▶ **TASK DESCRIPTION**
List each line in which the string "object" appears.

START RECORDS FOR THE EXERCISE

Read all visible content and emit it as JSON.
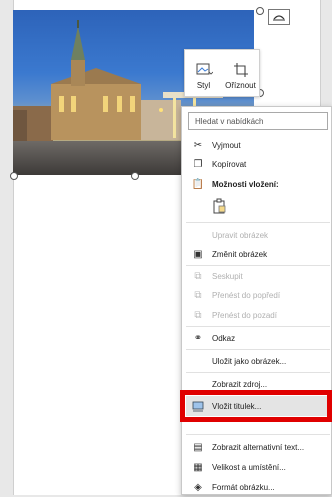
{
  "menu": {
    "search_placeholder": "Hledat v nabídkách",
    "items": [
      {
        "label": "Vyjmout",
        "icon": "scissors-icon",
        "enabled": true
      },
      {
        "label": "Kopírovat",
        "icon": "copy-icon",
        "enabled": true
      },
      {
        "label": "Možnosti vložení:",
        "icon": "paste-icon",
        "enabled": true,
        "bold": true
      },
      {
        "label": "Upravit obrázek",
        "enabled": false
      },
      {
        "label": "Změnit obrázek",
        "icon": "change-picture-icon",
        "enabled": true
      },
      {
        "label": "Seskupit",
        "icon": "group-icon",
        "enabled": false
      },
      {
        "label": "Přenést do popředí",
        "icon": "bring-forward-icon",
        "enabled": false
      },
      {
        "label": "Přenést do pozadí",
        "icon": "send-backward-icon",
        "enabled": false
      },
      {
        "label": "Odkaz",
        "icon": "link-icon",
        "enabled": true
      },
      {
        "label": "Uložit jako obrázek...",
        "enabled": true
      },
      {
        "label": "Zobrazit zdroj...",
        "enabled": true
      },
      {
        "label": "Vložit titulek...",
        "icon": "caption-icon",
        "enabled": true,
        "highlighted": true
      },
      {
        "label": "Zobrazit alternativní text...",
        "icon": "alt-text-icon",
        "enabled": true
      },
      {
        "label": "Velikost a umístění...",
        "icon": "size-position-icon",
        "enabled": true
      },
      {
        "label": "Formát obrázku...",
        "icon": "format-picture-icon",
        "enabled": true
      }
    ]
  },
  "minitoolbar": {
    "style_label": "Styl",
    "crop_label": "Oříznout"
  },
  "colors": {
    "highlight": "#e00000"
  }
}
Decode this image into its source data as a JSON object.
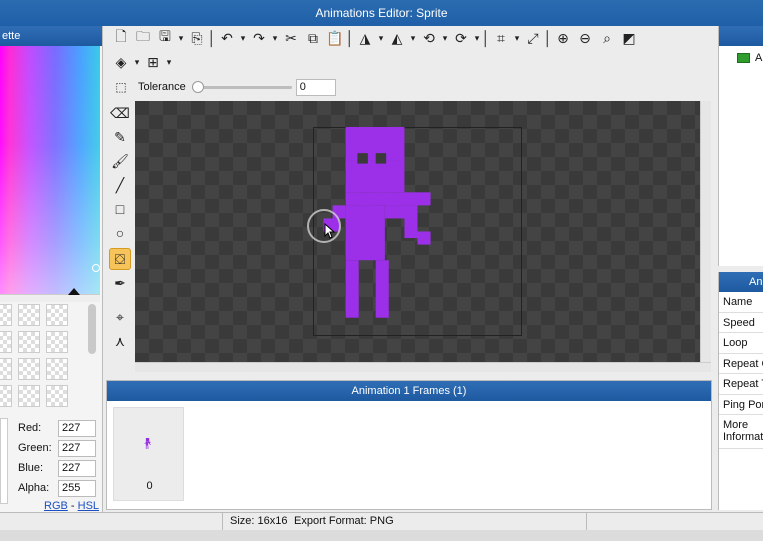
{
  "window": {
    "title": "Animations Editor: Sprite"
  },
  "palette": {
    "header": "ette",
    "swatch_rows": 4,
    "channels": [
      {
        "label": "Red:",
        "value": "227"
      },
      {
        "label": "Green:",
        "value": "227"
      },
      {
        "label": "Blue:",
        "value": "227"
      },
      {
        "label": "Alpha:",
        "value": "255"
      }
    ],
    "mode_links": {
      "rgb": "RGB",
      "separator": "-",
      "hsl": "HSL"
    }
  },
  "toolbar": {
    "row1_icons": [
      "new-file-icon",
      "open-folder-icon",
      "save-icon",
      "export-icon",
      "undo-icon",
      "redo-icon",
      "cut-icon",
      "copy-icon",
      "paste-icon",
      "flip-horizontal-icon",
      "flip-vertical-icon",
      "rotate-ccw-icon",
      "rotate-cw-icon",
      "crop-icon",
      "resize-icon",
      "zoom-in-icon",
      "zoom-out-icon",
      "zoom-fit-icon",
      "toggle-grid-icon"
    ],
    "row2_icons": [
      "layers-icon",
      "grid-icon"
    ],
    "tolerance": {
      "label": "Tolerance",
      "value": "0",
      "slider_level": 0
    }
  },
  "tools": [
    "eraser-icon",
    "pencil-icon",
    "brush-icon",
    "line-icon",
    "rectangle-icon",
    "ellipse-icon",
    "fill-bucket-icon",
    "eyedropper-icon",
    "select-point-icon",
    "nodes-icon"
  ],
  "active_tool": "fill-bucket-icon",
  "sprite": {
    "color": "#9b30e8",
    "grid_size": 16
  },
  "frames_panel": {
    "title": "Animation 1 Frames (1)",
    "frames": [
      {
        "index": "0"
      }
    ]
  },
  "right_top": {
    "header": "",
    "item_label": "A"
  },
  "properties": {
    "header": "An",
    "rows": [
      "Name",
      "Speed",
      "Loop",
      "Repeat C",
      "Repeat T",
      "Ping Por",
      "More Informat"
    ]
  },
  "status": {
    "size": "Size: 16x16",
    "export_format": "Export Format: PNG"
  }
}
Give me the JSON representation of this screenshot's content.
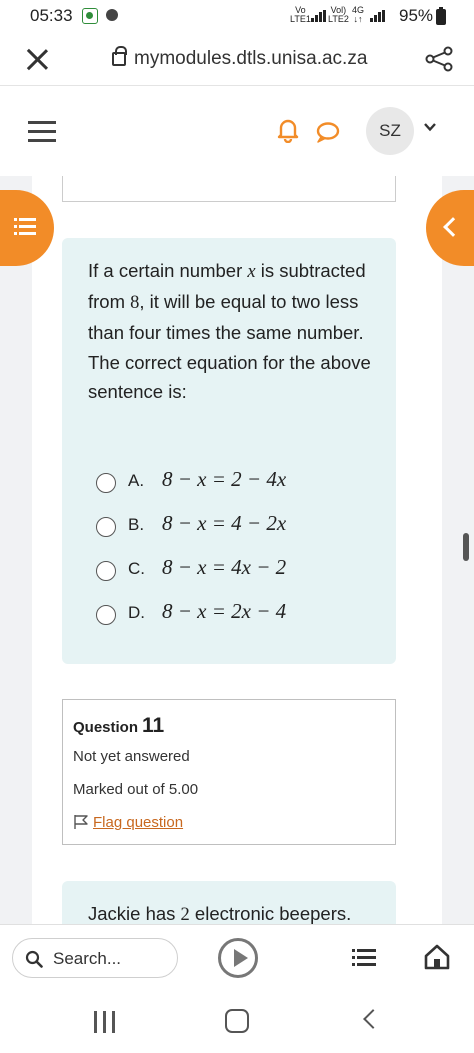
{
  "status_bar": {
    "time": "05:33",
    "sim1_net_top": "Vo",
    "sim1_net_bottom": "LTE1",
    "sim2_net_top": "Vol)",
    "sim2_net_bottom": "LTE2",
    "data_type": "4G",
    "battery": "95%"
  },
  "browser": {
    "url": "mymodules.dtls.unisa.ac.za"
  },
  "header": {
    "avatar_initials": "SZ"
  },
  "question": {
    "text_parts": [
      "If a certain number ",
      "x",
      " is subtracted from ",
      "8",
      ", it will be equal to two less than four times the same number. The correct equation for the above sentence is:"
    ],
    "options": [
      {
        "letter": "A.",
        "equation": "8 − x = 2 − 4x"
      },
      {
        "letter": "B.",
        "equation": "8 − x = 4 − 2x"
      },
      {
        "letter": "C.",
        "equation": "8 − x = 4x − 2"
      },
      {
        "letter": "D.",
        "equation": "8 − x = 2x − 4"
      }
    ]
  },
  "question_info": {
    "label": "Question",
    "number": "11",
    "status": "Not yet answered",
    "marks": "Marked out of 5.00",
    "flag_label": "Flag question"
  },
  "next_question": {
    "text_parts": [
      "Jackie has ",
      "2",
      " electronic beepers."
    ]
  },
  "bottom_bar": {
    "search_placeholder": "Search..."
  },
  "colors": {
    "accent": "#f28c28",
    "question_bg": "#e6f3f4",
    "link": "#c8681f"
  }
}
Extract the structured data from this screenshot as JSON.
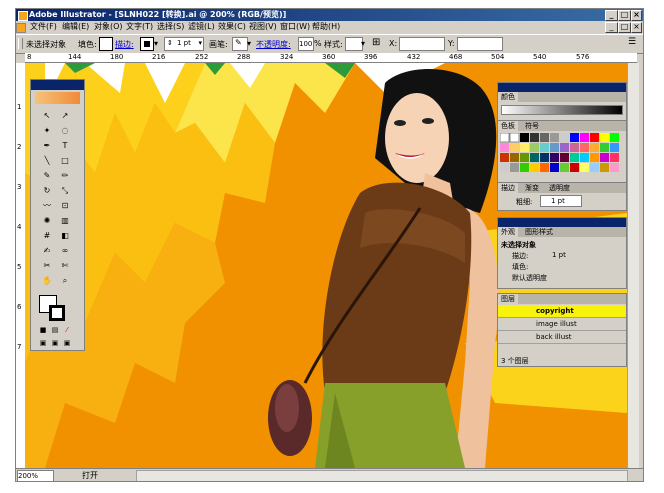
{
  "window": {
    "title": "Adobe Illustrator - [SLNH022 [转换].ai @ 200% (RGB/预览)]"
  },
  "menu": [
    "文件(F)",
    "编辑(E)",
    "对象(O)",
    "文字(T)",
    "选择(S)",
    "滤镜(L)",
    "效果(C)",
    "视图(V)",
    "窗口(W)",
    "帮助(H)"
  ],
  "control_bar": {
    "no_selection": "未选择对象",
    "fill_label": "填色:",
    "stroke_label": "描边:",
    "stroke_width": "1 pt",
    "brush_label": "画笔:",
    "opacity_label": "不透明度:",
    "opacity_value": "100",
    "opacity_unit": "%",
    "style_label": "样式:",
    "x_label": "X:",
    "y_label": "Y:"
  },
  "ruler_ticks": [
    "8",
    "144",
    "180",
    "216",
    "252",
    "288",
    "324",
    "360",
    "396",
    "432",
    "468",
    "504",
    "540",
    "576"
  ],
  "panels": {
    "color": {
      "tab": "颜色"
    },
    "swatches": {
      "tabs": [
        "色板",
        "符号"
      ]
    },
    "stroke": {
      "tabs": [
        "描边",
        "渐变",
        "透明度"
      ],
      "weight_label": "粗细:",
      "weight_value": "1 pt"
    },
    "appearance": {
      "tabs": [
        "外观",
        "图形样式"
      ],
      "title": "未选择对象",
      "stroke_row": "描边:",
      "stroke_value": "1 pt",
      "fill_row": "填色:",
      "opacity_row": "默认透明度"
    },
    "layers": {
      "tabs": [
        "图层"
      ],
      "items": [
        "copyright",
        "image illust",
        "back illust"
      ],
      "footer": "3 个图层"
    }
  },
  "status": {
    "zoom": "200%",
    "label": "打开"
  },
  "colors": {
    "titlebar": "#0a246a",
    "selected_layer": "#f7f30a"
  }
}
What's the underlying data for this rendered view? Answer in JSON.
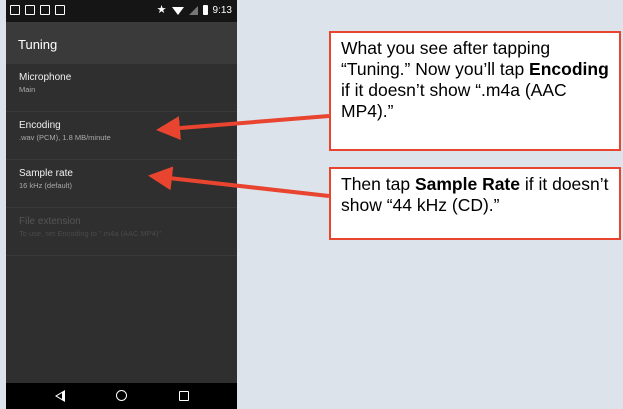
{
  "status": {
    "time": "9:13"
  },
  "toolbar": {
    "title": "Tuning"
  },
  "prefs": [
    {
      "title": "Microphone",
      "subtitle": "Main"
    },
    {
      "title": "Encoding",
      "subtitle": ".wav (PCM), 1.8 MB/minute"
    },
    {
      "title": "Sample rate",
      "subtitle": "16 kHz (default)"
    },
    {
      "title": "File extension",
      "subtitle": "To use, set Encoding to \".m4a (AAC MP4)\""
    }
  ],
  "callouts": {
    "first": {
      "pre": "What you see after tapping “Tuning.” Now you’ll tap ",
      "bold": "Encoding",
      "post": " if it doesn’t show “.m4a (AAC MP4).”"
    },
    "second": {
      "pre": "Then tap ",
      "bold": "Sample Rate",
      "post": " if it doesn’t show “44 kHz (CD).”"
    }
  },
  "colors": {
    "accent": "#e8442f",
    "background": "#dde3ea",
    "phone_bg": "#2f2f2f"
  }
}
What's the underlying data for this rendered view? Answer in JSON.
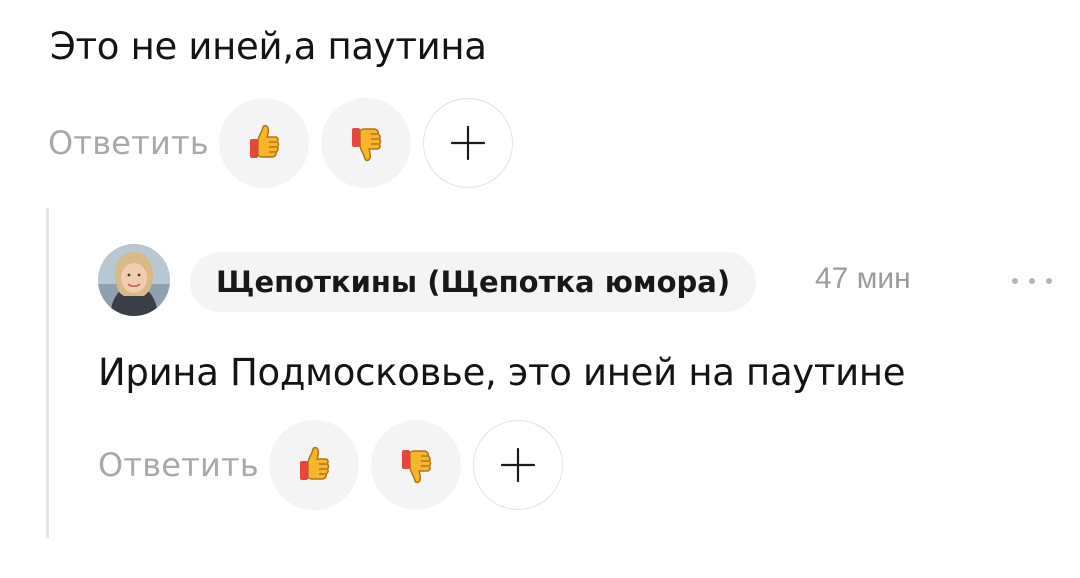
{
  "parent_comment": {
    "text": "Это не иней,а паутина",
    "reply_label": "Ответить",
    "like_icon": "thumbs-up-icon",
    "dislike_icon": "thumbs-down-icon",
    "add_reaction_icon": "plus-icon"
  },
  "reply_comment": {
    "author": "Щепоткины (Щепотка юмора)",
    "time": "47 мин",
    "text": "Ирина Подмосковье, это иней на паутине",
    "reply_label": "Ответить",
    "avatar_icon": "user-avatar",
    "more_icon": "more-dots-icon",
    "like_icon": "thumbs-up-icon",
    "dislike_icon": "thumbs-down-icon",
    "add_reaction_icon": "plus-icon"
  },
  "colors": {
    "text": "#141414",
    "muted": "#a9a9a9",
    "chip_background": "#f4f4f4",
    "thread_line": "#e5e5e5",
    "emoji_yellow": "#f7b52c",
    "emoji_red": "#e8453c"
  }
}
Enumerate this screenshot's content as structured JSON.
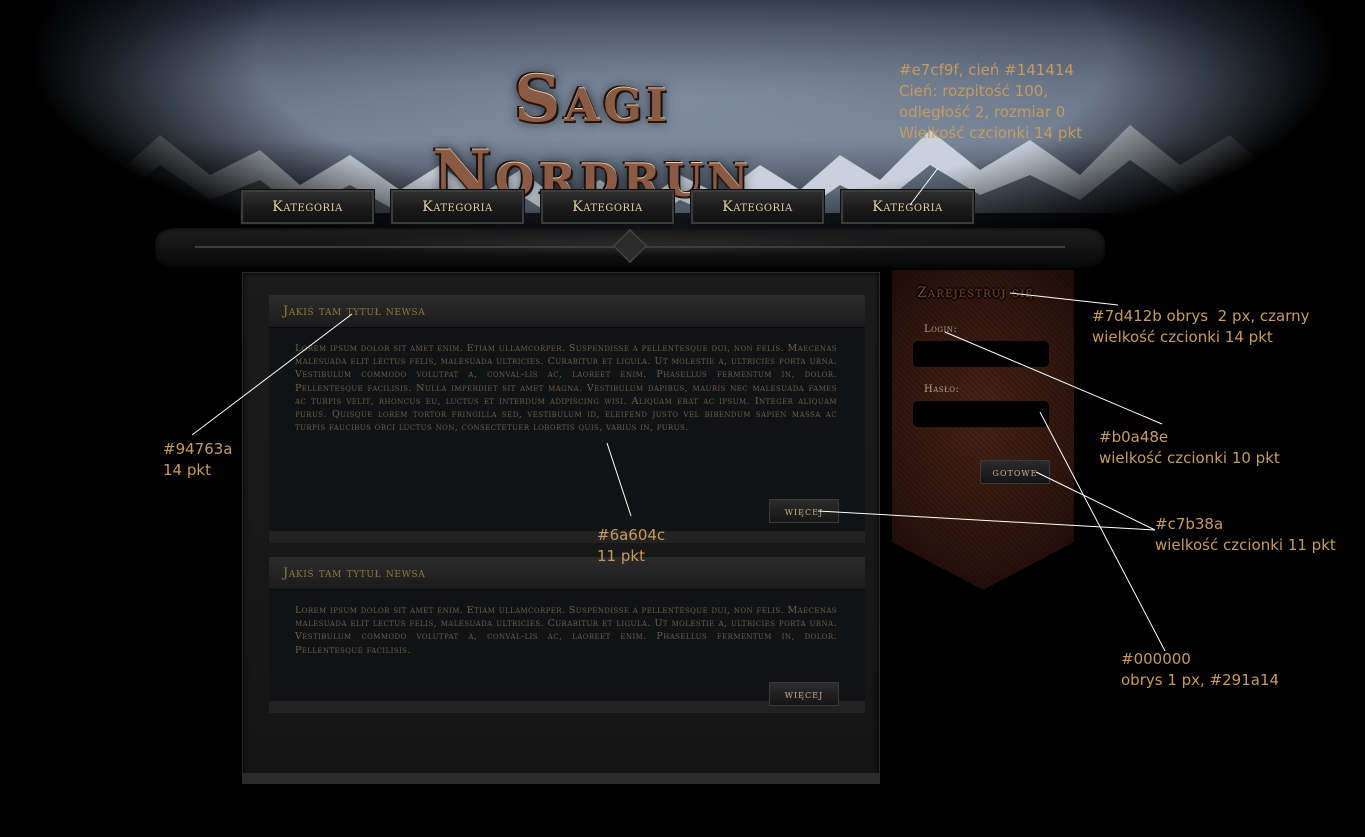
{
  "colors": {
    "nav_text": "#e7cf9f",
    "nav_shadow": "#141414",
    "news_title": "#94763a",
    "news_body": "#6a604c",
    "register_title": "#7d412b",
    "field_label": "#b0a48e",
    "button_text": "#c7b38a",
    "field_bg": "#000000",
    "field_border": "#291a14"
  },
  "header": {
    "logo": "Sagi Nordrun"
  },
  "nav": {
    "items": [
      "Kategoria",
      "Kategoria",
      "Kategoria",
      "Kategoria",
      "Kategoria"
    ]
  },
  "news": [
    {
      "title": "Jakiś tam tytuł newsa",
      "body": "Lorem ipsum dolor sit amet enim. Etiam ullamcorper. Suspendisse a pellentesque dui, non felis. Maecenas malesuada elit lectus felis, malesuada ultricies. Curabitur et ligula. Ut molestie a, ultricies porta urna. Vestibulum commodo volutpat a, conval-lis ac, laoreet enim. Phasellus fermentum in, dolor. Pellentesque facilisis. Nulla imperdiet sit amet magna. Vestibulum dapibus, mauris nec malesuada fames ac turpis velit, rhoncus eu, luctus et interdum adipiscing wisi. Aliquam erat ac ipsum. Integer aliquam purus. Quisque lorem tortor fringilla sed, vestibulum id, eleifend justo vel bibendum sapien massa ac turpis faucibus orci luctus non, consectetuer lobortis quis, varius in, purus.",
      "more": "więcej"
    },
    {
      "title": "Jakiś tam tytuł newsa",
      "body": "Lorem ipsum dolor sit amet enim. Etiam ullamcorper. Suspendisse a pellentesque dui, non felis. Maecenas malesuada elit lectus felis, malesuada ultricies. Curabitur et ligula. Ut molestie a, ultricies porta urna. Vestibulum commodo volutpat a, conval-lis ac, laoreet enim. Phasellus fermentum in, dolor. Pellentesque facilisis.",
      "more": "więcej"
    }
  ],
  "sidebar": {
    "title": "Zarejestruj się",
    "login_label": "Login:",
    "password_label": "Hasło:",
    "submit": "gotowe"
  },
  "annotations": {
    "nav": "#e7cf9f, cień #141414\nCień: rozpitość 100,\nodległość 2, rozmiar 0\nWielkość czcionki 14 pkt",
    "register": "#7d412b obrys  2 px, czarny\nwielkość czcionki 14 pkt",
    "labels": "#b0a48e\nwielkość czcionki 10 pkt",
    "buttons": "#c7b38a\nwielkość czcionki 11 pkt",
    "fields": "#000000\nobrys 1 px, #291a14",
    "news_title": "#94763a\n14 pkt",
    "news_body": "#6a604c\n11 pkt"
  }
}
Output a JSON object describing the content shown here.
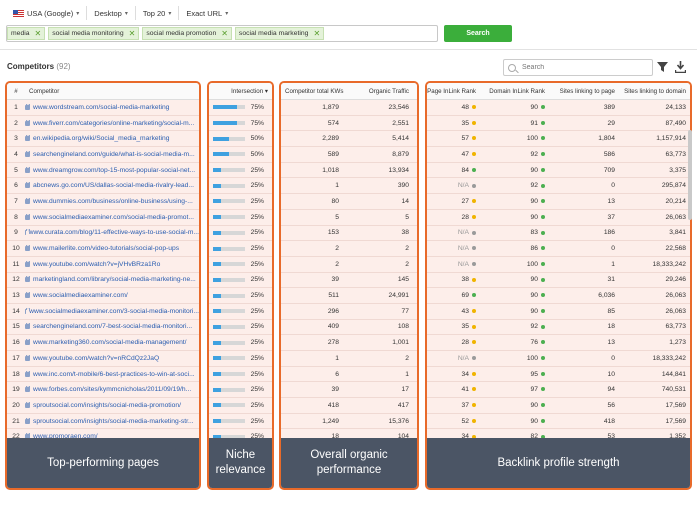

END RECORDS FOR THE EXERCISE

▶ **ANSWER**
Decode this image into its source data as a JSON object.
Output a JSON object describing the content shown here.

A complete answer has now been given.